#### Исходный текст ####

Если песни, вошедшие в сборник Ричарда Джемса, не удержались в народной памяти, то это случилось не потому, что сами по себе их темы не вызывали интереса. Причина, очевидно, кроется в отношении авторов к изображаемым событиям, потому что немало исторических песен, вспоминающих «Смуту» начала XVII в., встречалось до недавнего времени, а частью сохранилось и до сих пор в репертуаре преимущественно сказителей.

Рассказ о «Смуте» в исторической песне обычно начинается с изображения убийства в Угличе царевича Димитрия. Согласно официозной версии, основанной на слухах, возникших еще во времена Годунова, и особенно поддержанной книжностью сторонников Василия Шуйского, народная песня считает Годунова виновником убийства царевича. Народно-песенный рассказ о царствовании Годунова в общем близок к Повести 1606 г., но политическое осмысление событий в нем существенно отличается. Вместе с этой повестью песня повторяет слух о самоотравлении Годунова:

Умертвил себя Борис с горя ядом змейным,

ядом змеиным, кинжалом вострым.

Но вместо честолюбивого выскочки, посягающего на идеализированное боярство, каким рисует Годунова Повесть, в песне Годунов такой же «злодей-боярин», как и остальные:

Так досталась то Рассеюшка злодейским рукам,

злодейским рукам, боярам-господам.

####

• Что сделать
• a. Объясни по отрывку об исторических песнях о Смуте, почему песни из сборника Ричарда Джемса не удержались в народной памяти. Уложись в одно–три предложения.
• b. Верни дословно часть отрывка об исторических песнях о Смуте, начиная со слов «ядом змеиным, кинжалом» и заканчивая словами «злодейским рукам, боярам-господам.».
• c. Продолжи отрывок об исторических песнях о Смуте, начав сразу после его последней строки.

#### Сохранённые данные ####

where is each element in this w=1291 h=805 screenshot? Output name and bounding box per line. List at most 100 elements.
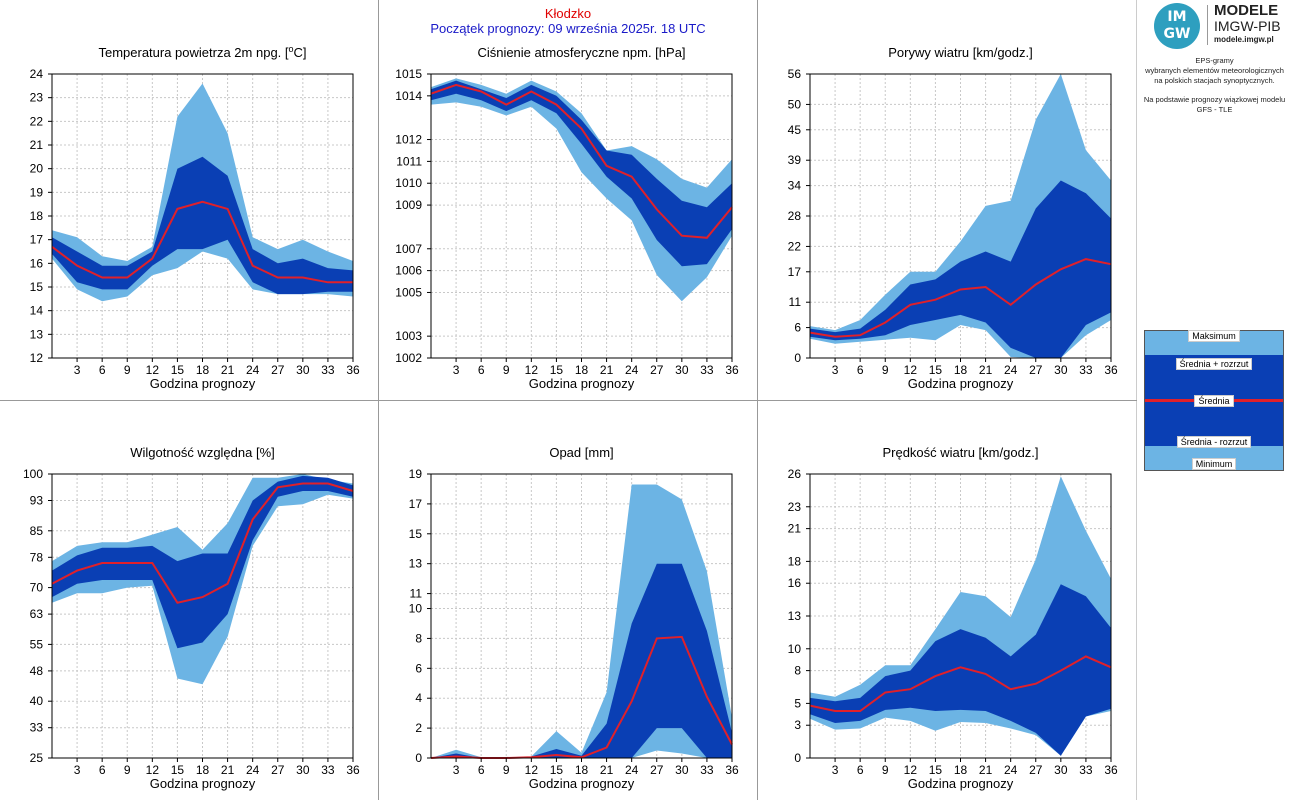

####

• Ответы к заданиям
• a. Дело было не в их темах. Причина, очевидно, в отношении авторов к изображаемым событиям: многие другие исторические песни о «Смуте» начала XVII в. встречались до недавнего времени, а частью сохранились до сих пор, преимущественно в репертуаре сказителей.

• b.
ядом змеиным, кинжалом вострым.

Но вместо честолюбивого выскочки, посягающего на идеализированное боярство, каким рисует Годунова Повесть, в песне Годунов такой же «злодей-боярин», как и остальные:

Так досталась то Рассеюшка злодейским рукам,

злодейским рукам, боярам-господам.

• c.
Появилась то из бояр одна буйна голова,

одна буйна голова, Борис Годунов сын...

Уж и вздумал полоумный Рассеюшкой управлять.

Как и литература, народная песня склонна искать начало всех бедствий, обрушившихся на Россию, в моральном разложении людей. Рассказ об убийстве Димитрия начинается иногда таким выводом:

В нонешнем народе правда вывелась,

вселилось в народе лукавство великое.

История Лжедимитрия I рассказывается народной песней по той же схеме, какая была пущена в ход правительственными грамотами. Песня о Самозванце сохранилась в варианте XVII в. В бумагах К. Ф. Калайдовича был найден текст этой песни, написанный «на листе старой бумаги, без разделения стихов, почерком и правописанием XVII в.; поправлена и дополнена [былина] другою позднейшею рукою и другими чернилами; но эта последняя рука и этими позднейшими чернилами надписала: «въ 196 м году въ 7 и тысяче», то-есть 1688 года. Следовательно, первая, непоправленная, рукопись старше 1688 года и, по всем признакам, современна, по крайности, близка периоду Самозванцев» [3] Этот текст близок к сборнику Кирши Данилова, и в основном к той же редакции относятся и лучшие записи нового времени.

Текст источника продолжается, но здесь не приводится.